Given data start
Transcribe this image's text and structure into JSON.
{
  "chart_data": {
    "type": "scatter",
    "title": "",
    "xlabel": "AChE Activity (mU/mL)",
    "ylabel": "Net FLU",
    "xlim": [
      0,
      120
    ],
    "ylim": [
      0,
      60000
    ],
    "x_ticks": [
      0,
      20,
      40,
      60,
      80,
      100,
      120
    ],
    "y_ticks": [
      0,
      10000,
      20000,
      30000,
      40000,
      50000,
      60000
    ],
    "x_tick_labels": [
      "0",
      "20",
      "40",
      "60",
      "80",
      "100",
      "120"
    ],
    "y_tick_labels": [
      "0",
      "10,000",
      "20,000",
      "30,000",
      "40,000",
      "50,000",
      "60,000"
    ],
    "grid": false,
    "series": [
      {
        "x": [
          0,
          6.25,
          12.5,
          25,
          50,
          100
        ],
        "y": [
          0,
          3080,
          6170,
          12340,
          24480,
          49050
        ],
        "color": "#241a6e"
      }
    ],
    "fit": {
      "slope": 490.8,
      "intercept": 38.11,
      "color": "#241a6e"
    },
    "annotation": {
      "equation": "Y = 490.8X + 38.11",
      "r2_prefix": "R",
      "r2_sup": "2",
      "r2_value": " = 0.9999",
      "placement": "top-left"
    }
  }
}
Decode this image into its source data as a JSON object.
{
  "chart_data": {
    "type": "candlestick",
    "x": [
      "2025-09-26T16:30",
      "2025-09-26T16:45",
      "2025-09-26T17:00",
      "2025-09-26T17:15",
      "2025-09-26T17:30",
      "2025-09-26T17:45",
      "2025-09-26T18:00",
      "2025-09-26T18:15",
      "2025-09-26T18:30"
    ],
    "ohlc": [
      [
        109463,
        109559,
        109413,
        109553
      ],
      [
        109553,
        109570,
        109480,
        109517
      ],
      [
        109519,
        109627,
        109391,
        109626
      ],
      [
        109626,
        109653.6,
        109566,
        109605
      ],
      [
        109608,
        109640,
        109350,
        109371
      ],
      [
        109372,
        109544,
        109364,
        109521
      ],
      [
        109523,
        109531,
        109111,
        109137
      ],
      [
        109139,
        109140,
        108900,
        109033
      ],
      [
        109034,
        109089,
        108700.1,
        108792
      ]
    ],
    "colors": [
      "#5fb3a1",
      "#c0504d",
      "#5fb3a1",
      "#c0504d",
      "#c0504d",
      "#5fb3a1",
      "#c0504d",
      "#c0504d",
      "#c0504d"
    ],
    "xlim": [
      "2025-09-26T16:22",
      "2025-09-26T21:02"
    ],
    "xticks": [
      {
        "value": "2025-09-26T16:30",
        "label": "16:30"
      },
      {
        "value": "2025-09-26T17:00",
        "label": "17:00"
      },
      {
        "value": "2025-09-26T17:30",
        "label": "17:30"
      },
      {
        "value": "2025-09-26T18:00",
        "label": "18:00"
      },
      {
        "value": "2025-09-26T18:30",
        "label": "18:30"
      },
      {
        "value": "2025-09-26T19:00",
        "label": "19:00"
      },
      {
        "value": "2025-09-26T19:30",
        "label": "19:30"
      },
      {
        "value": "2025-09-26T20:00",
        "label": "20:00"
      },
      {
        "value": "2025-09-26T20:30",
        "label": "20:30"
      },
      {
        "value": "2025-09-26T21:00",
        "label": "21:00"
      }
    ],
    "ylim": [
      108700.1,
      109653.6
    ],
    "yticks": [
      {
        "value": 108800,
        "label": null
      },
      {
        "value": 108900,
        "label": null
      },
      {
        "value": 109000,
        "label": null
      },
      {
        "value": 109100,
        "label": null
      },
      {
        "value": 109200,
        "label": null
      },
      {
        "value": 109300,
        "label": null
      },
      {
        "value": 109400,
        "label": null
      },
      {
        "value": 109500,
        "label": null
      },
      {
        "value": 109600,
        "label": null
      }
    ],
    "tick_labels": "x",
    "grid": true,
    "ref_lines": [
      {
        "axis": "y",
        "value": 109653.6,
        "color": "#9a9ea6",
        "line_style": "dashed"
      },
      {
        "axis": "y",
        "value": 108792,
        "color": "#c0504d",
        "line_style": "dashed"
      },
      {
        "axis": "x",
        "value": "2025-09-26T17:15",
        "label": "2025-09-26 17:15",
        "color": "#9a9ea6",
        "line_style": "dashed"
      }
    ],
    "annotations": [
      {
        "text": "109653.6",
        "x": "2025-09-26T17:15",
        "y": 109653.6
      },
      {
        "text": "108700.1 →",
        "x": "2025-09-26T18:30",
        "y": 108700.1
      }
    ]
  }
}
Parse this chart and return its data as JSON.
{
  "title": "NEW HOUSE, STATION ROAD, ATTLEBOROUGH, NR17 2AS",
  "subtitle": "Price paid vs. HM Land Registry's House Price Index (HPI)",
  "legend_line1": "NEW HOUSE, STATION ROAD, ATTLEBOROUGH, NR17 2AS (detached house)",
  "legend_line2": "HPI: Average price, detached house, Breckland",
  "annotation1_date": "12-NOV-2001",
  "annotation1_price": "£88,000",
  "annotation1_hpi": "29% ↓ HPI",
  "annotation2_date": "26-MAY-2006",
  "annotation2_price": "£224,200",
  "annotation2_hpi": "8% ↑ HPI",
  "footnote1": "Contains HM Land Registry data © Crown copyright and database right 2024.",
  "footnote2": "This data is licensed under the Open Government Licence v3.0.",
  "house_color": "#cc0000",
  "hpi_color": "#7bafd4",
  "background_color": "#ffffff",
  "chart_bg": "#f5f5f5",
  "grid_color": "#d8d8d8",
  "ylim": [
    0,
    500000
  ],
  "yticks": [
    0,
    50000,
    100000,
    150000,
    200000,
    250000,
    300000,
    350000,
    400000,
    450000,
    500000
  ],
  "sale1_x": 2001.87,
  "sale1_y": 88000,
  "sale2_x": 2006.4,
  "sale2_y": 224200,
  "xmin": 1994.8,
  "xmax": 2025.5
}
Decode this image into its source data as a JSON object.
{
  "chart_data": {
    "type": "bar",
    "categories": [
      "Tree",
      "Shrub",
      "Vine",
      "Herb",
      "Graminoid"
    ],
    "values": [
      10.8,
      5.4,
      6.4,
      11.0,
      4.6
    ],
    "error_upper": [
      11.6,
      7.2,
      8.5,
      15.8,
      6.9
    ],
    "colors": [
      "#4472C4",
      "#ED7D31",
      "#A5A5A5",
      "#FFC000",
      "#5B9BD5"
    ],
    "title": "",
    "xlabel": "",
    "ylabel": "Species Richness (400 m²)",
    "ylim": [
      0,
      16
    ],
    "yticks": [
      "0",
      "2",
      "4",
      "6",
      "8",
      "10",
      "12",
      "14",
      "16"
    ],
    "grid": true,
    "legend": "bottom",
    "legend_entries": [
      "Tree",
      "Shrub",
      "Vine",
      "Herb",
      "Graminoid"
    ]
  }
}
Given data end
▶ **Request**
Return all the data exactly as given.

▶ **Task response**
Transcribe this image's text and structure into JSON.
{
  "chart_data": {
    "type": "scatter",
    "title": "",
    "xlabel": "AChE Activity (mU/mL)",
    "ylabel": "Net FLU",
    "xlim": [
      0,
      120
    ],
    "ylim": [
      0,
      60000
    ],
    "x_ticks": [
      0,
      20,
      40,
      60,
      80,
      100,
      120
    ],
    "y_ticks": [
      0,
      10000,
      20000,
      30000,
      40000,
      50000,
      60000
    ],
    "x_tick_labels": [
      "0",
      "20",
      "40",
      "60",
      "80",
      "100",
      "120"
    ],
    "y_tick_labels": [
      "0",
      "10,000",
      "20,000",
      "30,000",
      "40,000",
      "50,000",
      "60,000"
    ],
    "grid": false,
    "series": [
      {
        "x": [
          0,
          6.25,
          12.5,
          25,
          50,
          100
        ],
        "y": [
          0,
          3080,
          6170,
          12340,
          24480,
          49050
        ],
        "color": "#241a6e"
      }
    ],
    "fit": {
      "slope": 490.8,
      "intercept": 38.11,
      "color": "#241a6e"
    },
    "annotation": {
      "equation": "Y = 490.8X + 38.11",
      "r2_prefix": "R",
      "r2_sup": "2",
      "r2_value": " = 0.9999",
      "placement": "top-left"
    }
  }
}
Decode this image into its source data as a JSON object.
{
  "chart_data": {
    "type": "candlestick",
    "x": [
      "2025-09-26T16:30",
      "2025-09-26T16:45",
      "2025-09-26T17:00",
      "2025-09-26T17:15",
      "2025-09-26T17:30",
      "2025-09-26T17:45",
      "2025-09-26T18:00",
      "2025-09-26T18:15",
      "2025-09-26T18:30"
    ],
    "ohlc": [
      [
        109463,
        109559,
        109413,
        109553
      ],
      [
        109553,
        109570,
        109480,
        109517
      ],
      [
        109519,
        109627,
        109391,
        109626
      ],
      [
        109626,
        109653.6,
        109566,
        109605
      ],
      [
        109608,
        109640,
        109350,
        109371
      ],
      [
        109372,
        109544,
        109364,
        109521
      ],
      [
        109523,
        109531,
        109111,
        109137
      ],
      [
        109139,
        109140,
        108900,
        109033
      ],
      [
        109034,
        109089,
        108700.1,
        108792
      ]
    ],
    "colors": [
      "#5fb3a1",
      "#c0504d",
      "#5fb3a1",
      "#c0504d",
      "#c0504d",
      "#5fb3a1",
      "#c0504d",
      "#c0504d",
      "#c0504d"
    ],
    "xlim": [
      "2025-09-26T16:22",
      "2025-09-26T21:02"
    ],
    "xticks": [
      {
        "value": "2025-09-26T16:30",
        "label": "16:30"
      },
      {
        "value": "2025-09-26T17:00",
        "label": "17:00"
      },
      {
        "value": "2025-09-26T17:30",
        "label": "17:30"
      },
      {
        "value": "2025-09-26T18:00",
        "label": "18:00"
      },
      {
        "value": "2025-09-26T18:30",
        "label": "18:30"
      },
      {
        "value": "2025-09-26T19:00",
        "label": "19:00"
      },
      {
        "value": "2025-09-26T19:30",
        "label": "19:30"
      },
      {
        "value": "2025-09-26T20:00",
        "label": "20:00"
      },
      {
        "value": "2025-09-26T20:30",
        "label": "20:30"
      },
      {
        "value": "2025-09-26T21:00",
        "label": "21:00"
      }
    ],
    "ylim": [
      108700.1,
      109653.6
    ],
    "yticks": [
      {
        "value": 108800,
        "label": null
      },
      {
        "value": 108900,
        "label": null
      },
      {
        "value": 109000,
        "label": null
      },
      {
        "value": 109100,
        "label": null
      },
      {
        "value": 109200,
        "label": null
      },
      {
        "value": 109300,
        "label": null
      },
      {
        "value": 109400,
        "label": null
      },
      {
        "value": 109500,
        "label": null
      },
      {
        "value": 109600,
        "label": null
      }
    ],
    "tick_labels": "x",
    "grid": true,
    "ref_lines": [
      {
        "axis": "y",
        "value": 109653.6,
        "color": "#9a9ea6",
        "line_style": "dashed"
      },
      {
        "axis": "y",
        "value": 108792,
        "color": "#c0504d",
        "line_style": "dashed"
      },
      {
        "axis": "x",
        "value": "2025-09-26T17:15",
        "label": "2025-09-26 17:15",
        "color": "#9a9ea6",
        "line_style": "dashed"
      }
    ],
    "annotations": [
      {
        "text": "109653.6",
        "x": "2025-09-26T17:15",
        "y": 109653.6
      },
      {
        "text": "108700.1 →",
        "x": "2025-09-26T18:30",
        "y": 108700.1
      }
    ]
  }
}
Parse this chart and return its data as JSON.
{
  "title": "NEW HOUSE, STATION ROAD, ATTLEBOROUGH, NR17 2AS",
  "subtitle": "Price paid vs. HM Land Registry's House Price Index (HPI)",
  "legend_line1": "NEW HOUSE, STATION ROAD, ATTLEBOROUGH, NR17 2AS (detached house)",
  "legend_line2": "HPI: Average price, detached house, Breckland",
  "annotation1_date": "12-NOV-2001",
  "annotation1_price": "£88,000",
  "annotation1_hpi": "29% ↓ HPI",
  "annotation2_date": "26-MAY-2006",
  "annotation2_price": "£224,200",
  "annotation2_hpi": "8% ↑ HPI",
  "footnote1": "Contains HM Land Registry data © Crown copyright and database right 2024.",
  "footnote2": "This data is licensed under the Open Government Licence v3.0.",
  "house_color": "#cc0000",
  "hpi_color": "#7bafd4",
  "background_color": "#ffffff",
  "chart_bg": "#f5f5f5",
  "grid_color": "#d8d8d8",
  "ylim": [
    0,
    500000
  ],
  "yticks": [
    0,
    50000,
    100000,
    150000,
    200000,
    250000,
    300000,
    350000,
    400000,
    450000,
    500000
  ],
  "sale1_x": 2001.87,
  "sale1_y": 88000,
  "sale2_x": 2006.4,
  "sale2_y": 224200,
  "xmin": 1994.8,
  "xmax": 2025.5
}
Decode this image into its source data as a JSON object.
{
  "chart_data": {
    "type": "bar",
    "categories": [
      "Tree",
      "Shrub",
      "Vine",
      "Herb",
      "Graminoid"
    ],
    "values": [
      10.8,
      5.4,
      6.4,
      11.0,
      4.6
    ],
    "error_upper": [
      11.6,
      7.2,
      8.5,
      15.8,
      6.9
    ],
    "colors": [
      "#4472C4",
      "#ED7D31",
      "#A5A5A5",
      "#FFC000",
      "#5B9BD5"
    ],
    "title": "",
    "xlabel": "",
    "ylabel": "Species Richness (400 m²)",
    "ylim": [
      0,
      16
    ],
    "yticks": [
      "0",
      "2",
      "4",
      "6",
      "8",
      "10",
      "12",
      "14",
      "16"
    ],
    "grid": true,
    "legend": "bottom",
    "legend_entries": [
      "Tree",
      "Shrub",
      "Vine",
      "Herb",
      "Graminoid"
    ]
  }
}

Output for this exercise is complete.